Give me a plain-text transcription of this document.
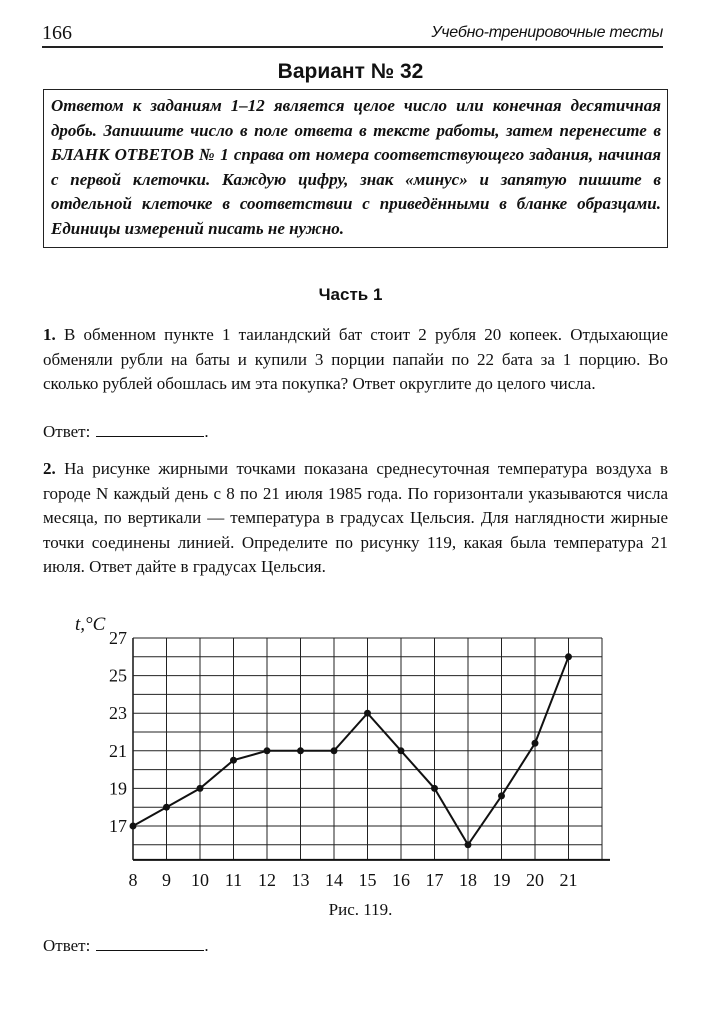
166	Учебно-тренировочные тесты
Вариант № 32
Ответом к заданиям 1–12 является целое число или конечная десятичная дробь. Запишите число в поле ответа в тексте работы, затем перенесите в БЛАНК ОТВЕТОВ № 1 справа от номера соответствующего задания, начиная с первой клеточки. Каждую цифру, знак «минус» и запятую пишите в отдельной клеточке в соответствии с приведёнными в бланке образцами. Единицы измерений писать не нужно.
Часть 1
1. В обменном пункте 1 таиландский бат стоит 2 рубля 20 копеек. Отдыхающие обменяли рубли на баты и купили 3 порции папайи по 22 бата за 1 порцию. Во сколько рублей обошлась им эта покупка? Ответ округлите до целого числа.
Ответ:	.
2. На рисунке жирными точками показана среднесуточная температура воздуха в городе N каждый день с 8 по 21 июля 1985 года. По горизонтали указываются числа месяца, по вертикали — температура в градусах Цельсия. Для наглядности жирные точки соединены линией. Определите по рисунку 119, какая была температура 21 июля. Ответ дайте в градусах Цельсия.
17
19
21
23
25
27
8 9 10 11 12 13 14 15 16 17 18 19 20 21
t,°C
Рис. 119.
Ответ:	.
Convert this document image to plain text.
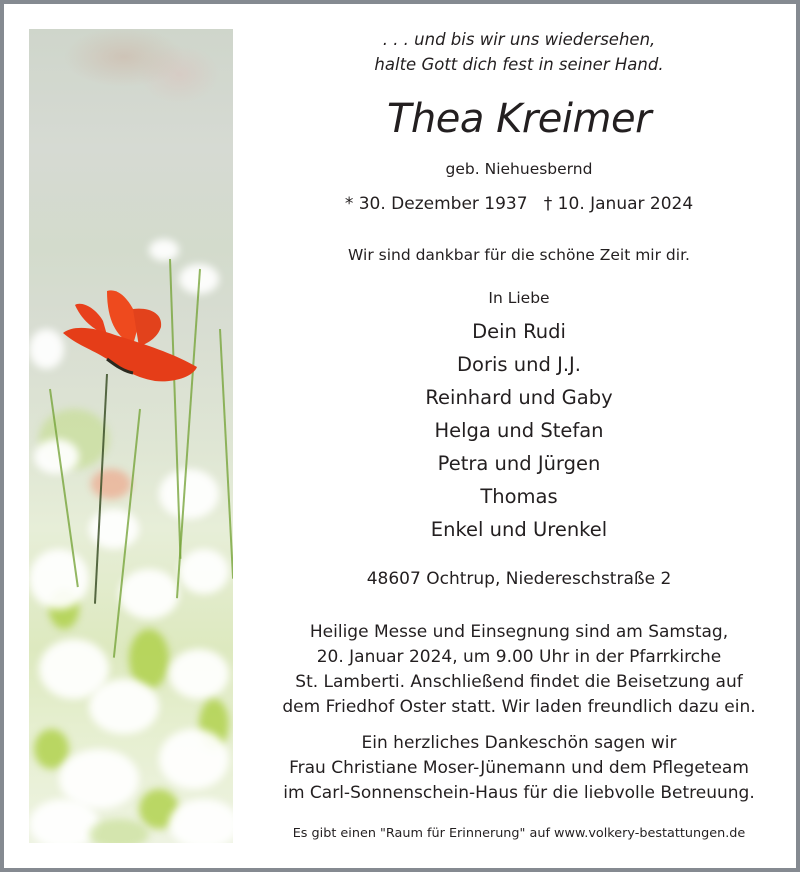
. . . und bis wir uns wiedersehen,
halte Gott dich fest in seiner Hand.
Thea Kreimer
geb. Niehuesbernd
* 30. Dezember 1937 † 10. Januar 2024
Wir sind dankbar für die schöne Zeit mir dir.
In Liebe
Dein Rudi
Doris und J.J.
Reinhard und Gaby
Helga und Stefan
Petra und Jürgen
Thomas
Enkel und Urenkel
48607 Ochtrup, Niedereschstraße 2
Heilige Messe und Einsegnung sind am Samstag,
20. Januar 2024, um 9.00 Uhr in der Pfarrkirche
St. Lamberti. Anschließend findet die Beisetzung auf
dem Friedhof Oster statt. Wir laden freundlich dazu ein.
Ein herzliches Dankeschön sagen wir
Frau Christiane Moser-Jünemann und dem Pflegeteam
im Carl-Sonnenschein-Haus für die liebvolle Betreuung.
Es gibt einen "Raum für Erinnerung" auf www.volkery-bestattungen.de
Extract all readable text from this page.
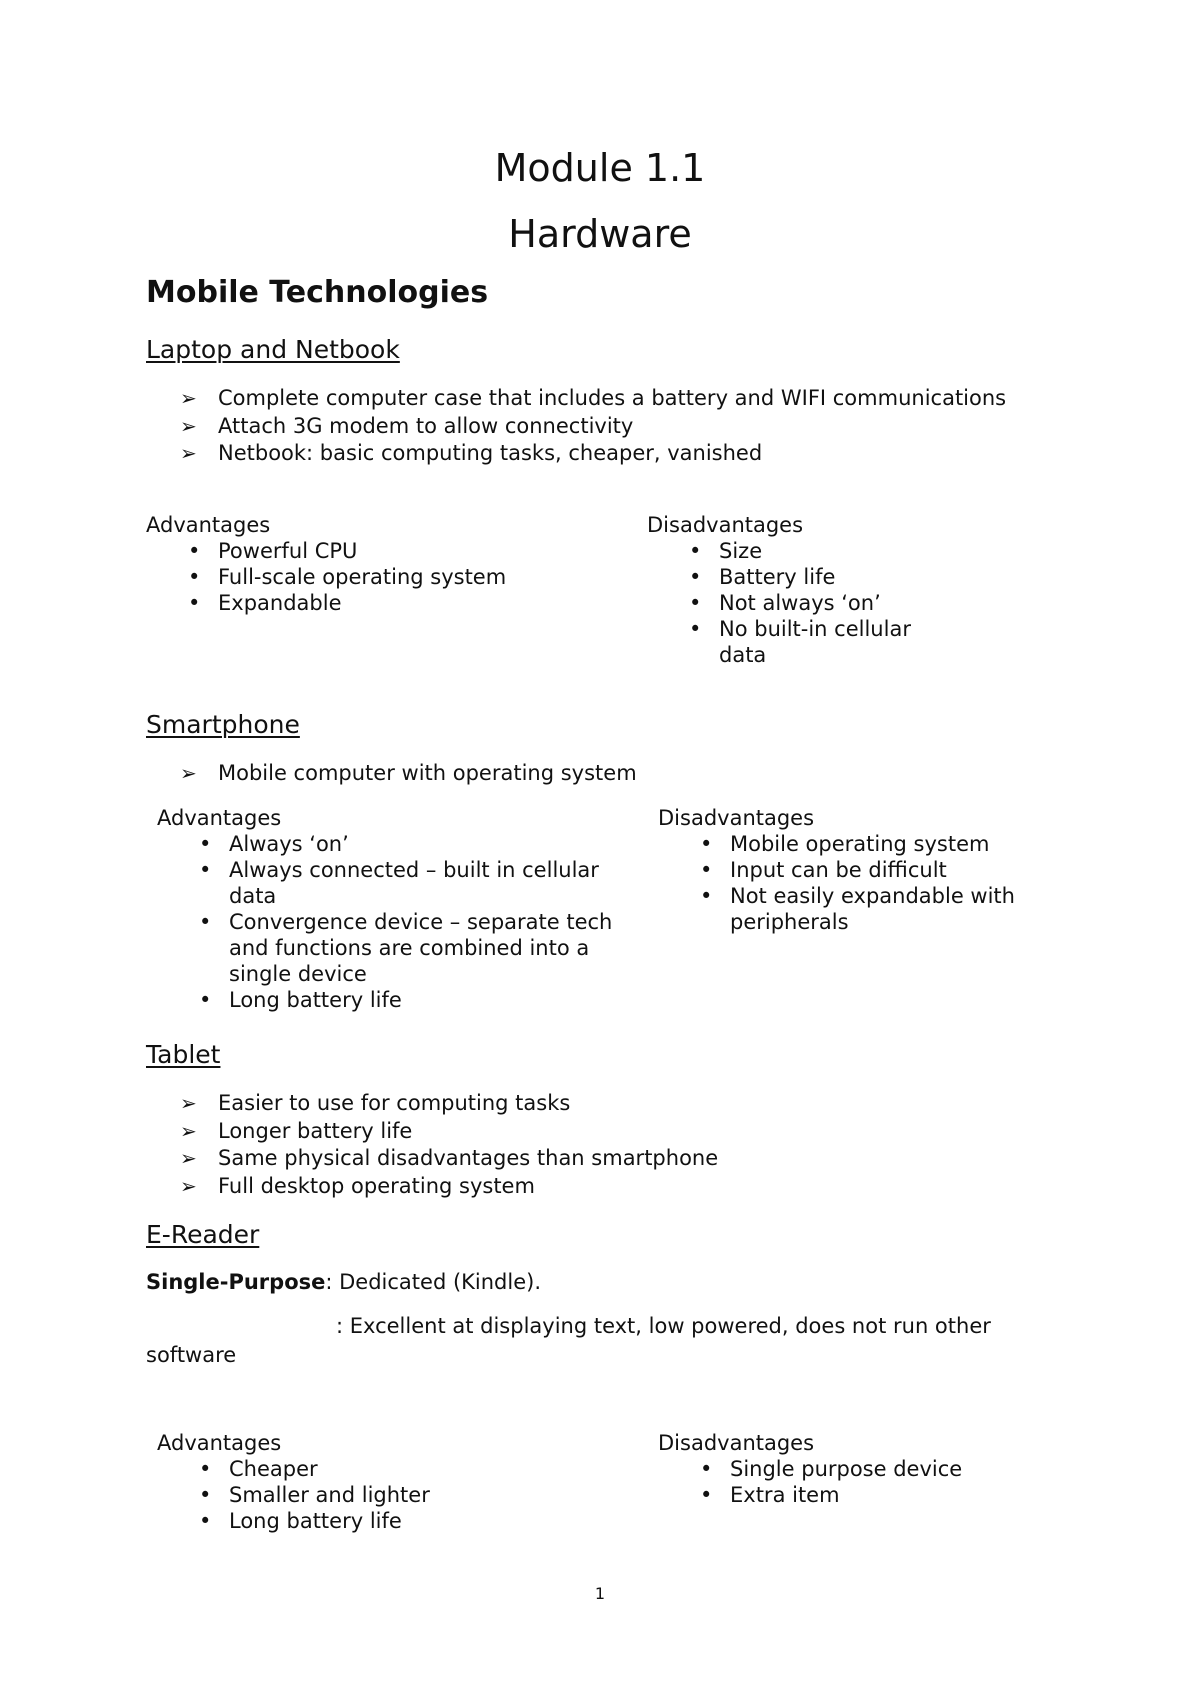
Module 1.1
Hardware
Mobile Technologies
Laptop and Netbook
➢ Complete computer case that includes a battery and WIFI communications
➢ Attach 3G modem to allow connectivity
➢ Netbook: basic computing tasks, cheaper, vanished

Advantages

• Powerful CPU
• Full-scale operating system
• Expandable

Disadvantages

• Size
• Battery life
• Not always ‘on’
• No built-in cellular data
Smartphone
➢ Mobile computer with operating system

Advantages

• Always ‘on’
• Always connected – built in cellular data
• Convergence device – separate tech and functions are combined into a single device
• Long battery life

Disadvantages

• Mobile operating system
• Input can be difficult
• Not easily expandable with peripherals
Tablet
➢ Easier to use for computing tasks
➢ Longer battery life
➢ Same physical disadvantages than smartphone
➢ Full desktop operating system
E-Reader

Single-Purpose: Dedicated (Kindle).

: Excellent at displaying text, low powered, does not run other

software

Advantages

• Cheaper
• Smaller and lighter
• Long battery life

Disadvantages

• Single purpose device
• Extra item
1
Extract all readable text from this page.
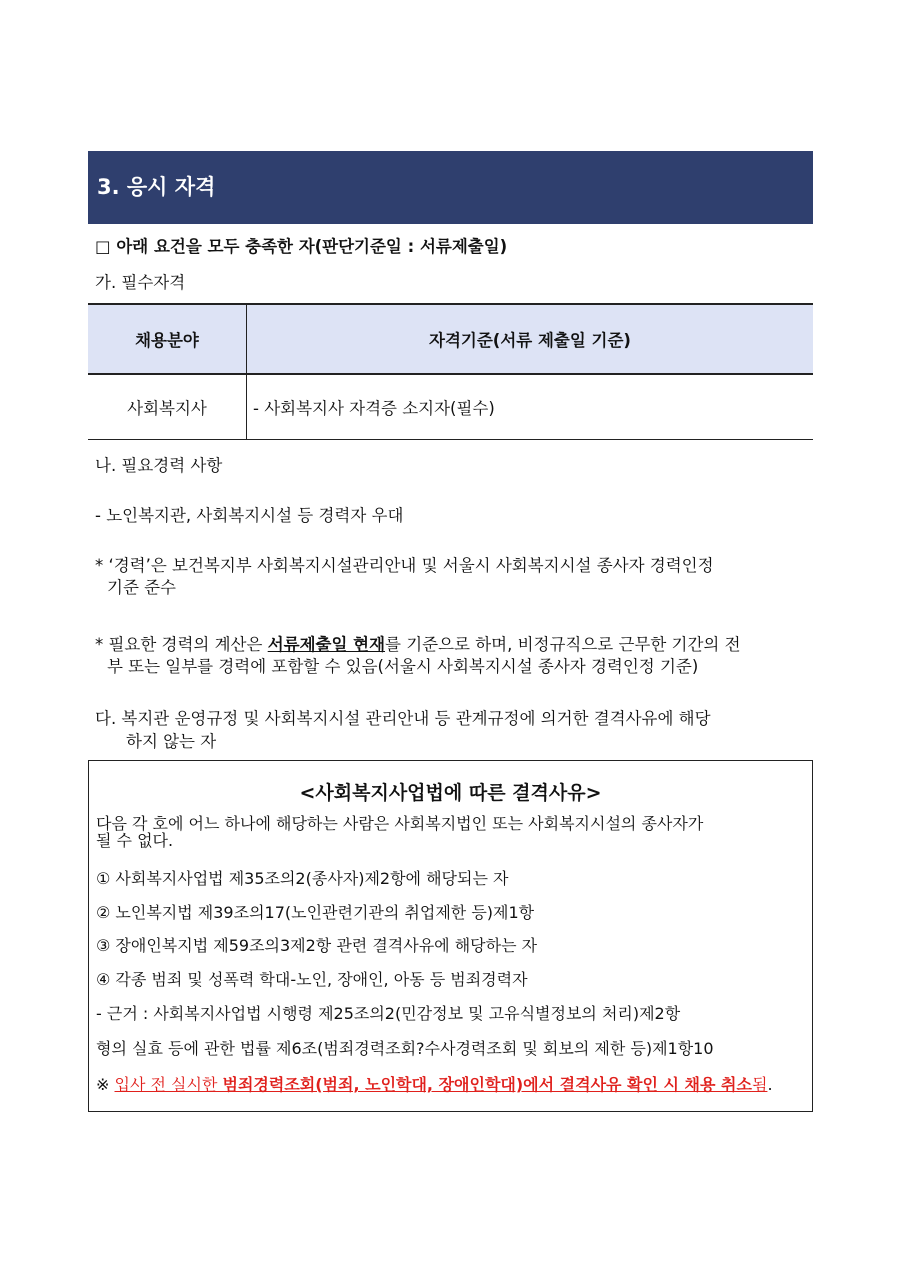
3. 응시 자격
□ 아래 요건을 모두 충족한 자(판단기준일 : 서류제출일)
가. 필수자격
채용분야	자격기준(서류 제출일 기준)
사회복지사	- 사회복지사 자격증 소지자(필수)
나. 필요경력 사항
- 노인복지관, 사회복지시설 등 경력자 우대
* ‘경력’은 보건복지부 사회복지시설관리안내 및 서울시 사회복지시설 종사자 경력인정
기준 준수
* 필요한 경력의 계산은 서류제출일 현재를 기준으로 하며, 비정규직으로 근무한 기간의 전
부 또는 일부를 경력에 포함할 수 있음(서울시 사회복지시설 종사자 경력인정 기준)
다. 복지관 운영규정 및 사회복지시설 관리안내 등 관계규정에 의거한 결격사유에 해당
하지 않는 자
<사회복지사업법에 따른 결격사유>
다음 각 호에 어느 하나에 해당하는 사람은 사회복지법인 또는 사회복지시설의 종사자가
될 수 없다.
① 사회복지사업법 제35조의2(종사자)제2항에 해당되는 자
② 노인복지법 제39조의17(노인관련기관의 취업제한 등)제1항
③ 장애인복지법 제59조의3제2항 관련 결격사유에 해당하는 자
④ 각종 범죄 및 성폭력 학대-노인, 장애인, 아동 등 범죄경력자
- 근거 : 사회복지사업법 시행령 제25조의2(민감정보 및 고유식별정보의 처리)제2항
형의 실효 등에 관한 법률 제6조(범죄경력조회?수사경력조회 및 회보의 제한 등)제1항10
※ 입사 전 실시한 범죄경력조회(범죄, 노인학대, 장애인학대)에서 결격사유 확인 시 채용 취소됨.
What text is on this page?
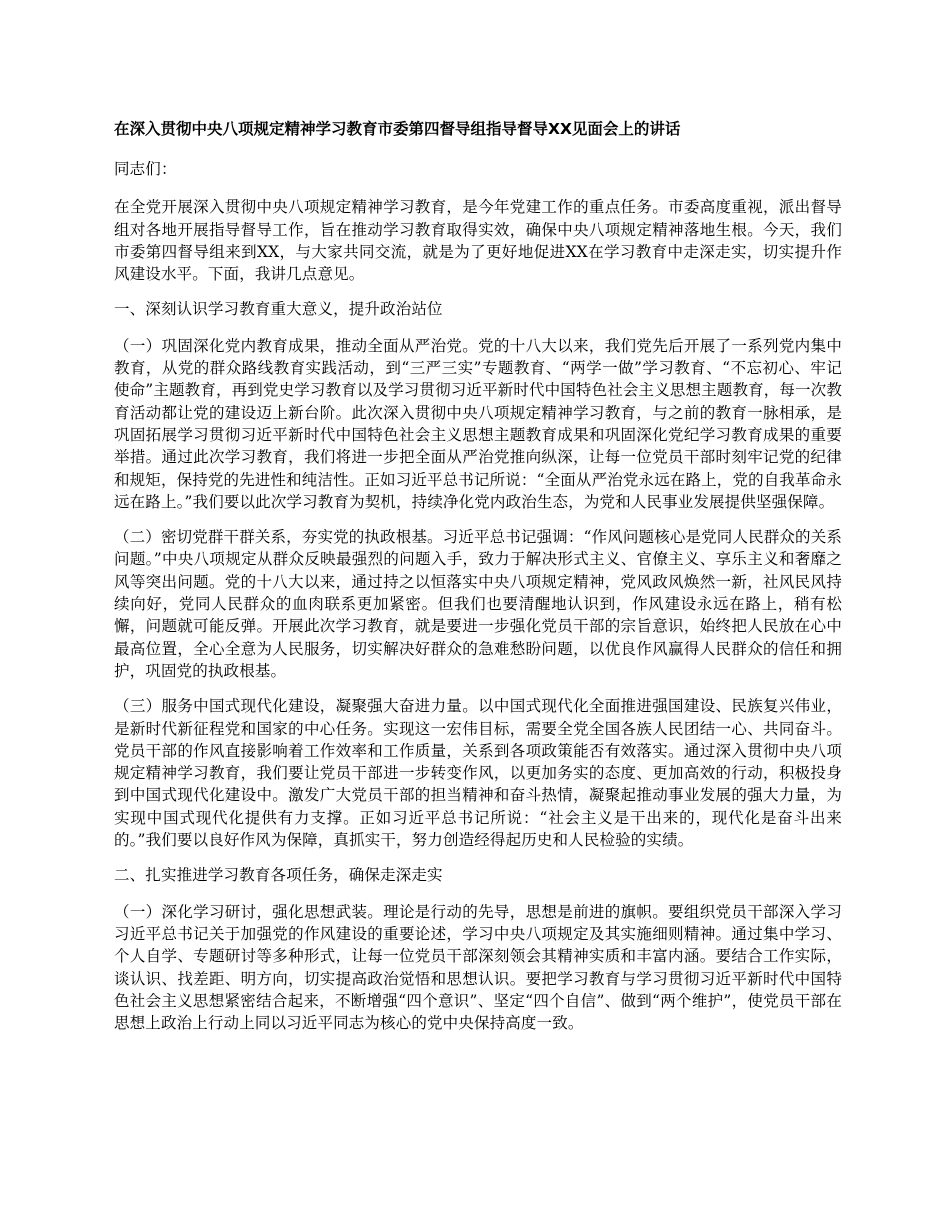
在深入贯彻中央八项规定精神学习教育市委第四督导组指导督导XX见面会上的讲话

同志们：

在全党开展深入贯彻中央八项规定精神学习教育，是今年党建工作的重点任务。市委高度重视，派出督导组对各地开展指导督导工作，旨在推动学习教育取得实效，确保中央八项规定精神落地生根。今天，我们市委第四督导组来到XX，与大家共同交流，就是为了更好地促进XX在学习教育中走深走实，切实提升作风建设水平。下面，我讲几点意见。

一、深刻认识学习教育重大意义，提升政治站位

（一）巩固深化党内教育成果，推动全面从严治党。党的十八大以来，我们党先后开展了一系列党内集中教育，从党的群众路线教育实践活动，到“三严三实”专题教育、“两学一做”学习教育、“不忘初心、牢记使命”主题教育，再到党史学习教育以及学习贯彻习近平新时代中国特色社会主义思想主题教育，每一次教育活动都让党的建设迈上新台阶。此次深入贯彻中央八项规定精神学习教育，与之前的教育一脉相承，是巩固拓展学习贯彻习近平新时代中国特色社会主义思想主题教育成果和巩固深化党纪学习教育成果的重要举措。通过此次学习教育，我们将进一步把全面从严治党推向纵深，让每一位党员干部时刻牢记党的纪律和规矩，保持党的先进性和纯洁性。正如习近平总书记所说：“全面从严治党永远在路上，党的自我革命永远在路上。”我们要以此次学习教育为契机，持续净化党内政治生态，为党和人民事业发展提供坚强保障。

（二）密切党群干群关系，夯实党的执政根基。习近平总书记强调：“作风问题核心是党同人民群众的关系问题。”中央八项规定从群众反映最强烈的问题入手，致力于解决形式主义、官僚主义、享乐主义和奢靡之风等突出问题。党的十八大以来，通过持之以恒落实中央八项规定精神，党风政风焕然一新，社风民风持续向好，党同人民群众的血肉联系更加紧密。但我们也要清醒地认识到，作风建设永远在路上，稍有松懈，问题就可能反弹。开展此次学习教育，就是要进一步强化党员干部的宗旨意识，始终把人民放在心中最高位置，全心全意为人民服务，切实解决好群众的急难愁盼问题，以优良作风赢得人民群众的信任和拥护，巩固党的执政根基。

（三）服务中国式现代化建设，凝聚强大奋进力量。以中国式现代化全面推进强国建设、民族复兴伟业，是新时代新征程党和国家的中心任务。实现这一宏伟目标，需要全党全国各族人民团结一心、共同奋斗。党员干部的作风直接影响着工作效率和工作质量，关系到各项政策能否有效落实。通过深入贯彻中央八项规定精神学习教育，我们要让党员干部进一步转变作风，以更加务实的态度、更加高效的行动，积极投身到中国式现代化建设中。激发广大党员干部的担当精神和奋斗热情，凝聚起推动事业发展的强大力量，为实现中国式现代化提供有力支撑。正如习近平总书记所说：“社会主义是干出来的，现代化是奋斗出来的。”我们要以良好作风为保障，真抓实干，努力创造经得起历史和人民检验的实绩。

二、扎实推进学习教育各项任务，确保走深走实

（一）深化学习研讨，强化思想武装。理论是行动的先导，思想是前进的旗帜。要组织党员干部深入学习习近平总书记关于加强党的作风建设的重要论述，学习中央八项规定及其实施细则精神。通过集中学习、个人自学、专题研讨等多种形式，让每一位党员干部深刻领会其精神实质和丰富内涵。要结合工作实际，谈认识、找差距、明方向，切实提高政治觉悟和思想认识。要把学习教育与学习贯彻习近平新时代中国特色社会主义思想紧密结合起来，不断增强“四个意识”、坚定“四个自信”、做到“两个维护”，使党员干部在思想上政治上行动上同以习近平同志为核心的党中央保持高度一致。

• _What you have to do_: Lines that hold the word "life" are the ones to return, every one of them.

• _Reply_:
• Battery life
• Long battery life
➢ Longer battery life
• Long battery life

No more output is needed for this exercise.